## Begin Provided records

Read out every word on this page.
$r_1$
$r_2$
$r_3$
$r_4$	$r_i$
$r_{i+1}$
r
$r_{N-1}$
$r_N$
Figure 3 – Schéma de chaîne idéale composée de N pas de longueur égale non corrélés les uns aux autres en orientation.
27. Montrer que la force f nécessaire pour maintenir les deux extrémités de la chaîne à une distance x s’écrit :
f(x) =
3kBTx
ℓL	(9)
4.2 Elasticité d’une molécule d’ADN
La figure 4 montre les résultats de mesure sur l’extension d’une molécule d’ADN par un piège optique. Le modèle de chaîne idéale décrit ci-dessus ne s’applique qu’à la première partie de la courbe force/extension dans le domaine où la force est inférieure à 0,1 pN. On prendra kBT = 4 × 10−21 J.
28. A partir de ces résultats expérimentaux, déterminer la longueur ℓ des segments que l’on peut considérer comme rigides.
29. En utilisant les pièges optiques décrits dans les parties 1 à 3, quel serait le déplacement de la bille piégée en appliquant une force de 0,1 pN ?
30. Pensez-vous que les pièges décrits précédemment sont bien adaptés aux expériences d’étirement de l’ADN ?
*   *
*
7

## End Provided records

## Exercise description
Write out every entry word for word.

## Output
Read out every word on this page.
$r_1$
$r_2$
$r_3$
$r_4$	$r_i$
$r_{i+1}$
r
$r_{N-1}$
$r_N$
Figure 3 – Schéma de chaîne idéale composée de N pas de longueur égale non corrélés les uns aux autres en orientation.
27. Montrer que la force f nécessaire pour maintenir les deux extrémités de la chaîne à une distance x s’écrit :
f(x) =
3kBTx
ℓL	(9)
4.2 Elasticité d’une molécule d’ADN
La figure 4 montre les résultats de mesure sur l’extension d’une molécule d’ADN par un piège optique. Le modèle de chaîne idéale décrit ci-dessus ne s’applique qu’à la première partie de la courbe force/extension dans le domaine où la force est inférieure à 0,1 pN. On prendra kBT = 4 × 10−21 J.
28. A partir de ces résultats expérimentaux, déterminer la longueur ℓ des segments que l’on peut considérer comme rigides.
29. En utilisant les pièges optiques décrits dans les parties 1 à 3, quel serait le déplacement de la bille piégée en appliquant une force de 0,1 pN ?
30. Pensez-vous que les pièges décrits précédemment sont bien adaptés aux expériences d’étirement de l’ADN ?
*   *
*
7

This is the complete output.